EXTRACTED RECORDS:
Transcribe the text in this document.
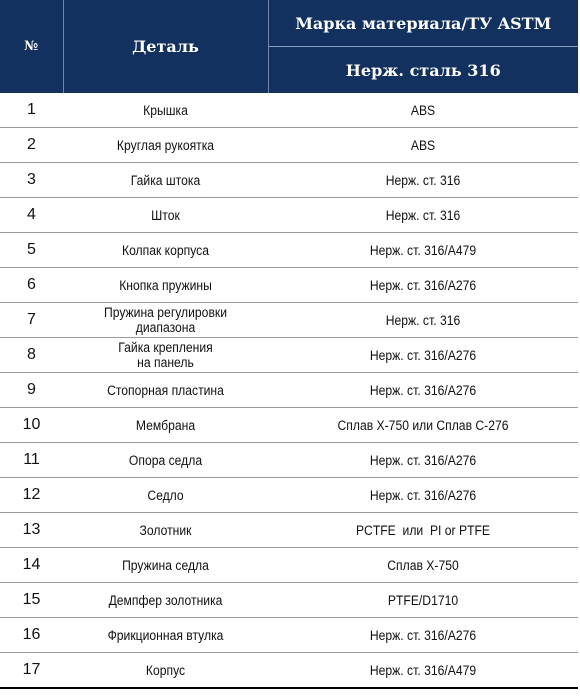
№	Деталь	Марка материала/ТУ ASTM
		Нерж. сталь 316
1	Крышка	ABS
2	Круглая рукоятка	ABS
3	Гайка штока	Нерж. ст. 316
4	Шток	Нерж. ст. 316
5	Колпак корпуса	Нерж. ст. 316/A479
6	Кнопка пружины	Нерж. ст. 316/A276
7	Пружина регулировки
диапазона	Нерж. ст. 316
8	Гайка крепления
на панель	Нерж. ст. 316/A276
9	Стопорная пластина	Нерж. ст. 316/A276
10	Мембрана	Сплав X-750 или Сплав C-276
11	Опора седла	Нерж. ст. 316/A276
12	Седло	Нерж. ст. 316/A276
13	Золотник	PCTFE  или  PI or PTFE
14	Пружина седла	Сплав X-750
15	Демпфер золотника	PTFE/D1710
16	Фрикционная втулка	Нерж. ст. 316/A276
17	Корпус	Нерж. ст. 316/A479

CHALLENGE: Check each line of the records above for the word "Пружина", then give the number of lines that have it, with no other words.

ANSWER TO THE PROBLEM: 2